▶ [Written instruction] Extract, from the listing that follows, each line containing the word "color".

= = =

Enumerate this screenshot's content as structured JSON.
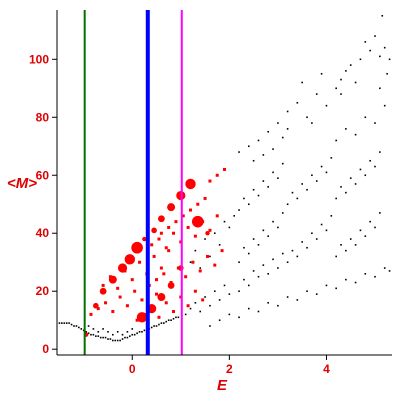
{
  "chart_data": {
    "type": "scatter",
    "xlabel": "E",
    "ylabel": "<M>",
    "xlim": [
      -1.55,
      5.35
    ],
    "ylim": [
      -2,
      117
    ],
    "xticks": [
      0,
      2,
      4
    ],
    "yticks": [
      0,
      20,
      40,
      60,
      80,
      100
    ],
    "grid": false,
    "legend": "none",
    "vlines": [
      {
        "x": -0.98,
        "color": "#007000",
        "width": "thin"
      },
      {
        "x": 0.32,
        "color": "#0000ff",
        "width": "thick"
      },
      {
        "x": 1.02,
        "color": "#ff00ff",
        "width": "thin"
      }
    ],
    "series": [
      {
        "marker": "black-dot",
        "color": "#000000",
        "description_of_spread": "fan-shaped cloud; low-E tail near M≈5-9, band widening with E",
        "points": [
          [
            -1.5,
            9
          ],
          [
            -1.45,
            9
          ],
          [
            -1.4,
            9
          ],
          [
            -1.35,
            9
          ],
          [
            -1.3,
            9
          ],
          [
            -1.25,
            8.5
          ],
          [
            -1.2,
            8
          ],
          [
            -1.15,
            8
          ],
          [
            -1.1,
            7.5
          ],
          [
            -1.05,
            7
          ],
          [
            -1.0,
            6.5
          ],
          [
            -0.95,
            6
          ],
          [
            -0.9,
            5.5
          ],
          [
            -0.85,
            5
          ],
          [
            -0.8,
            5
          ],
          [
            -0.75,
            4.5
          ],
          [
            -0.7,
            4.5
          ],
          [
            -0.65,
            4
          ],
          [
            -0.6,
            4
          ],
          [
            -0.55,
            4
          ],
          [
            -0.5,
            3.5
          ],
          [
            -0.45,
            3.5
          ],
          [
            -0.4,
            3
          ],
          [
            -0.35,
            3
          ],
          [
            -0.3,
            3
          ],
          [
            -0.25,
            3
          ],
          [
            -0.2,
            3.5
          ],
          [
            -0.15,
            4
          ],
          [
            -0.1,
            4
          ],
          [
            -0.05,
            4.5
          ],
          [
            0.0,
            5
          ],
          [
            0.05,
            5
          ],
          [
            0.1,
            5.5
          ],
          [
            0.15,
            6
          ],
          [
            0.2,
            6
          ],
          [
            0.25,
            6.5
          ],
          [
            0.3,
            7
          ],
          [
            0.35,
            7
          ],
          [
            0.4,
            7.5
          ],
          [
            0.45,
            8
          ],
          [
            0.5,
            8
          ],
          [
            0.55,
            8.5
          ],
          [
            0.6,
            9
          ],
          [
            0.65,
            9
          ],
          [
            0.7,
            9.5
          ],
          [
            0.75,
            10
          ],
          [
            0.8,
            10
          ],
          [
            0.85,
            10.5
          ],
          [
            0.9,
            11
          ],
          [
            0.95,
            11
          ],
          [
            -0.9,
            8
          ],
          [
            -0.8,
            7
          ],
          [
            -0.7,
            6
          ],
          [
            -0.6,
            7
          ],
          [
            -0.5,
            6
          ],
          [
            -0.4,
            5
          ],
          [
            -0.3,
            6
          ],
          [
            -0.2,
            5
          ],
          [
            -0.1,
            6
          ],
          [
            0.0,
            7
          ],
          [
            1.1,
            12
          ],
          [
            1.2,
            14
          ],
          [
            1.3,
            16
          ],
          [
            1.4,
            13
          ],
          [
            1.5,
            18
          ],
          [
            1.6,
            15
          ],
          [
            1.7,
            20
          ],
          [
            1.8,
            17
          ],
          [
            1.9,
            22
          ],
          [
            2.0,
            19
          ],
          [
            1.2,
            30
          ],
          [
            1.3,
            34
          ],
          [
            1.4,
            28
          ],
          [
            1.5,
            38
          ],
          [
            1.6,
            32
          ],
          [
            1.7,
            40
          ],
          [
            1.8,
            36
          ],
          [
            1.9,
            44
          ],
          [
            2.0,
            42
          ],
          [
            2.1,
            46
          ],
          [
            2.2,
            20
          ],
          [
            2.3,
            24
          ],
          [
            2.4,
            22
          ],
          [
            2.5,
            27
          ],
          [
            2.6,
            25
          ],
          [
            2.7,
            29
          ],
          [
            2.8,
            26
          ],
          [
            2.9,
            31
          ],
          [
            3.0,
            28
          ],
          [
            3.1,
            33
          ],
          [
            2.2,
            30
          ],
          [
            2.3,
            35
          ],
          [
            2.4,
            33
          ],
          [
            2.5,
            38
          ],
          [
            2.6,
            36
          ],
          [
            2.7,
            41
          ],
          [
            2.8,
            39
          ],
          [
            2.9,
            44
          ],
          [
            3.0,
            42
          ],
          [
            3.1,
            47
          ],
          [
            2.2,
            48
          ],
          [
            2.3,
            52
          ],
          [
            2.4,
            50
          ],
          [
            2.5,
            55
          ],
          [
            2.6,
            53
          ],
          [
            2.7,
            58
          ],
          [
            2.8,
            56
          ],
          [
            2.9,
            61
          ],
          [
            3.0,
            59
          ],
          [
            3.1,
            64
          ],
          [
            2.2,
            68
          ],
          [
            2.4,
            70
          ],
          [
            2.6,
            72
          ],
          [
            2.8,
            75
          ],
          [
            3.0,
            78
          ],
          [
            2.5,
            65
          ],
          [
            2.7,
            67
          ],
          [
            2.9,
            69
          ],
          [
            3.1,
            73
          ],
          [
            3.2,
            76
          ],
          [
            3.2,
            30
          ],
          [
            3.3,
            34
          ],
          [
            3.4,
            32
          ],
          [
            3.5,
            37
          ],
          [
            3.6,
            35
          ],
          [
            3.7,
            40
          ],
          [
            3.8,
            38
          ],
          [
            3.9,
            43
          ],
          [
            4.0,
            41
          ],
          [
            4.1,
            46
          ],
          [
            3.2,
            50
          ],
          [
            3.3,
            54
          ],
          [
            3.4,
            52
          ],
          [
            3.5,
            57
          ],
          [
            3.6,
            55
          ],
          [
            3.7,
            60
          ],
          [
            3.8,
            58
          ],
          [
            3.9,
            63
          ],
          [
            4.0,
            61
          ],
          [
            4.1,
            66
          ],
          [
            3.2,
            82
          ],
          [
            3.4,
            85
          ],
          [
            3.6,
            80
          ],
          [
            3.8,
            88
          ],
          [
            4.0,
            84
          ],
          [
            4.2,
            90
          ],
          [
            3.5,
            92
          ],
          [
            3.9,
            95
          ],
          [
            4.3,
            93
          ],
          [
            3.7,
            78
          ],
          [
            4.2,
            32
          ],
          [
            4.3,
            36
          ],
          [
            4.4,
            34
          ],
          [
            4.5,
            38
          ],
          [
            4.6,
            36
          ],
          [
            4.7,
            41
          ],
          [
            4.8,
            39
          ],
          [
            4.9,
            44
          ],
          [
            5.0,
            42
          ],
          [
            5.1,
            47
          ],
          [
            4.2,
            52
          ],
          [
            4.3,
            56
          ],
          [
            4.4,
            54
          ],
          [
            4.5,
            59
          ],
          [
            4.6,
            57
          ],
          [
            4.7,
            62
          ],
          [
            4.8,
            60
          ],
          [
            4.9,
            65
          ],
          [
            5.0,
            63
          ],
          [
            5.1,
            68
          ],
          [
            4.2,
            72
          ],
          [
            4.4,
            76
          ],
          [
            4.6,
            74
          ],
          [
            4.8,
            80
          ],
          [
            5.0,
            78
          ],
          [
            5.2,
            84
          ],
          [
            4.5,
            98
          ],
          [
            4.7,
            100
          ],
          [
            4.9,
            103
          ],
          [
            5.1,
            101
          ],
          [
            4.4,
            96
          ],
          [
            4.8,
            106
          ],
          [
            5.0,
            108
          ],
          [
            5.2,
            104
          ],
          [
            5.3,
            100
          ],
          [
            4.3,
            88
          ],
          [
            4.6,
            92
          ],
          [
            5.1,
            90
          ],
          [
            5.25,
            95
          ],
          [
            5.15,
            115
          ],
          [
            1.6,
            8
          ],
          [
            1.8,
            10
          ],
          [
            2.0,
            12
          ],
          [
            2.2,
            11
          ],
          [
            2.4,
            14
          ],
          [
            2.6,
            13
          ],
          [
            2.8,
            16
          ],
          [
            3.0,
            15
          ],
          [
            3.2,
            18
          ],
          [
            3.4,
            17
          ],
          [
            3.6,
            20
          ],
          [
            3.8,
            19
          ],
          [
            4.0,
            22
          ],
          [
            4.2,
            21
          ],
          [
            4.4,
            24
          ],
          [
            4.6,
            23
          ],
          [
            4.8,
            26
          ],
          [
            5.0,
            25
          ],
          [
            5.2,
            28
          ],
          [
            5.3,
            27
          ]
        ]
      },
      {
        "marker": "red-square-small",
        "color": "#ff0000",
        "points": [
          [
            -0.85,
            12
          ],
          [
            -0.7,
            14
          ],
          [
            -0.55,
            16
          ],
          [
            -0.4,
            13
          ],
          [
            -0.25,
            18
          ],
          [
            -0.1,
            15
          ],
          [
            0.05,
            20
          ],
          [
            0.2,
            17
          ],
          [
            0.35,
            22
          ],
          [
            0.5,
            19
          ],
          [
            -0.6,
            22
          ],
          [
            -0.45,
            25
          ],
          [
            -0.3,
            21
          ],
          [
            -0.15,
            27
          ],
          [
            0.0,
            24
          ],
          [
            0.15,
            30
          ],
          [
            0.3,
            26
          ],
          [
            0.45,
            32
          ],
          [
            0.6,
            28
          ],
          [
            0.75,
            34
          ],
          [
            0.1,
            10
          ],
          [
            0.25,
            12
          ],
          [
            0.4,
            14
          ],
          [
            0.55,
            11
          ],
          [
            0.7,
            16
          ],
          [
            0.85,
            13
          ],
          [
            1.0,
            18
          ],
          [
            1.15,
            15
          ],
          [
            1.3,
            20
          ],
          [
            1.45,
            17
          ],
          [
            0.4,
            36
          ],
          [
            0.55,
            38
          ],
          [
            0.7,
            35
          ],
          [
            0.85,
            40
          ],
          [
            1.0,
            37
          ],
          [
            1.15,
            42
          ],
          [
            1.3,
            39
          ],
          [
            1.45,
            44
          ],
          [
            1.6,
            41
          ],
          [
            1.75,
            46
          ],
          [
            0.5,
            24
          ],
          [
            0.65,
            26
          ],
          [
            0.8,
            23
          ],
          [
            0.95,
            28
          ],
          [
            1.1,
            25
          ],
          [
            1.25,
            30
          ],
          [
            1.4,
            27
          ],
          [
            1.55,
            32
          ],
          [
            1.7,
            29
          ],
          [
            1.85,
            34
          ],
          [
            1.6,
            58
          ],
          [
            1.75,
            60
          ],
          [
            1.9,
            62
          ],
          [
            1.2,
            48
          ],
          [
            1.35,
            50
          ],
          [
            1.5,
            52
          ],
          [
            0.9,
            44
          ],
          [
            1.05,
            46
          ],
          [
            0.6,
            40
          ],
          [
            0.75,
            42
          ]
        ]
      },
      {
        "marker": "red-circle-large",
        "color": "#ff0000",
        "points": [
          [
            -0.95,
            5
          ],
          [
            -0.75,
            15
          ],
          [
            -0.6,
            20
          ],
          [
            -0.4,
            24
          ],
          [
            -0.2,
            28
          ],
          [
            -0.05,
            31
          ],
          [
            0.1,
            35
          ],
          [
            0.25,
            38
          ],
          [
            0.45,
            41
          ],
          [
            0.6,
            45
          ],
          [
            0.8,
            49
          ],
          [
            1.0,
            53
          ],
          [
            1.2,
            57
          ],
          [
            1.35,
            44
          ],
          [
            1.55,
            40
          ],
          [
            1.0,
            28
          ],
          [
            0.8,
            22
          ],
          [
            0.6,
            18
          ],
          [
            0.4,
            14
          ],
          [
            0.2,
            11
          ]
        ]
      }
    ]
  }
}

= = =

▶ [Result of the exercise]
        "color": "#007000",
        "color": "#0000ff",
        "color": "#ff00ff",
        "color": "#000000",
        "color": "#ff0000",
        "color": "#ff0000",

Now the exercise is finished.